Problem details:
Go through the listing below and gather every line with the word "Base".

[Data entries for graphics]
########################################

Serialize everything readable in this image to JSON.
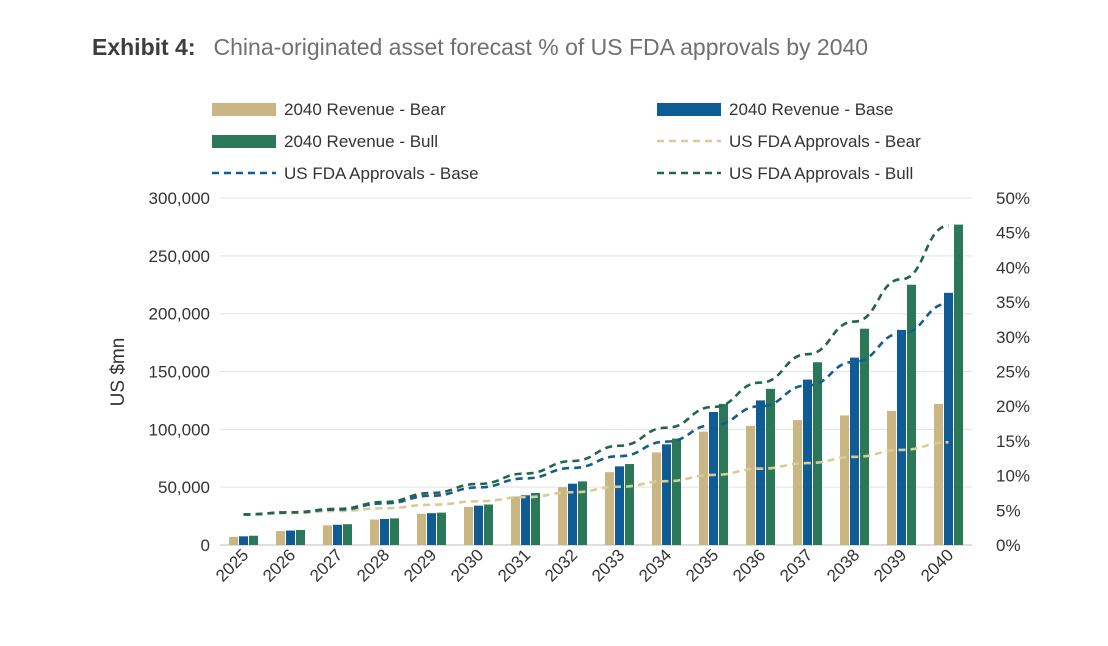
{
  "header": {
    "exhibit_label": "Exhibit 4:",
    "title": "China-originated asset forecast % of US FDA approvals by 2040"
  },
  "chart_data": {
    "type": "bar",
    "categories": [
      "2025",
      "2026",
      "2027",
      "2028",
      "2029",
      "2030",
      "2031",
      "2032",
      "2033",
      "2034",
      "2035",
      "2036",
      "2037",
      "2038",
      "2039",
      "2040"
    ],
    "bar_series": [
      {
        "name": "2040 Revenue - Bear",
        "color": "#c9b683",
        "values": [
          7000,
          12000,
          17000,
          22000,
          27000,
          33000,
          42000,
          50000,
          63000,
          80000,
          98000,
          103000,
          108000,
          112000,
          116000,
          122000
        ]
      },
      {
        "name": "2040 Revenue - Base",
        "color": "#0e5c93",
        "values": [
          7500,
          12500,
          17500,
          22500,
          27500,
          34000,
          43000,
          53000,
          68000,
          87000,
          115000,
          125000,
          143000,
          162000,
          186000,
          218000
        ]
      },
      {
        "name": "2040 Revenue - Bull",
        "color": "#2a7858",
        "values": [
          8000,
          13000,
          18000,
          23000,
          28000,
          35000,
          45000,
          55000,
          70000,
          92000,
          122000,
          135000,
          158000,
          187000,
          225000,
          277000
        ]
      }
    ],
    "line_series": [
      {
        "name": "US FDA Approvals - Bear",
        "color": "#d7cc94",
        "values": [
          4.4,
          4.6,
          4.9,
          5.3,
          5.8,
          6.3,
          6.9,
          7.6,
          8.4,
          9.2,
          10.1,
          11.0,
          11.8,
          12.7,
          13.7,
          14.8
        ]
      },
      {
        "name": "US FDA Approvals - Base",
        "color": "#175c8f",
        "values": [
          4.4,
          4.7,
          5.1,
          6.0,
          7.1,
          8.3,
          9.6,
          11.1,
          12.8,
          14.9,
          17.3,
          20.0,
          23.0,
          26.4,
          30.5,
          34.8
        ]
      },
      {
        "name": "US FDA Approvals - Bull",
        "color": "#22654c",
        "values": [
          4.4,
          4.7,
          5.2,
          6.2,
          7.5,
          8.8,
          10.3,
          12.1,
          14.3,
          16.9,
          19.9,
          23.4,
          27.5,
          32.2,
          38.3,
          46.0
        ]
      }
    ],
    "legend": [
      "2040 Revenue - Bear",
      "2040 Revenue - Base",
      "2040 Revenue - Bull",
      "US FDA Approvals - Bear",
      "US FDA Approvals - Base",
      "US FDA Approvals - Bull"
    ],
    "ylabel": "US $mn",
    "ylim": [
      0,
      300000
    ],
    "y_ticks": [
      "0",
      "50,000",
      "100,000",
      "150,000",
      "200,000",
      "250,000",
      "300,000"
    ],
    "y2lim": [
      0,
      50
    ],
    "y2_ticks": [
      "0%",
      "5%",
      "10%",
      "15%",
      "20%",
      "25%",
      "30%",
      "35%",
      "40%",
      "45%",
      "50%"
    ],
    "grid": "horizontal",
    "legend_position": "top"
  }
}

########################################

Reply to the task:
        "name": "2040 Revenue - Base",
        "name": "US FDA Approvals - Base",
      "2040 Revenue - Base",
      "US FDA Approvals - Base",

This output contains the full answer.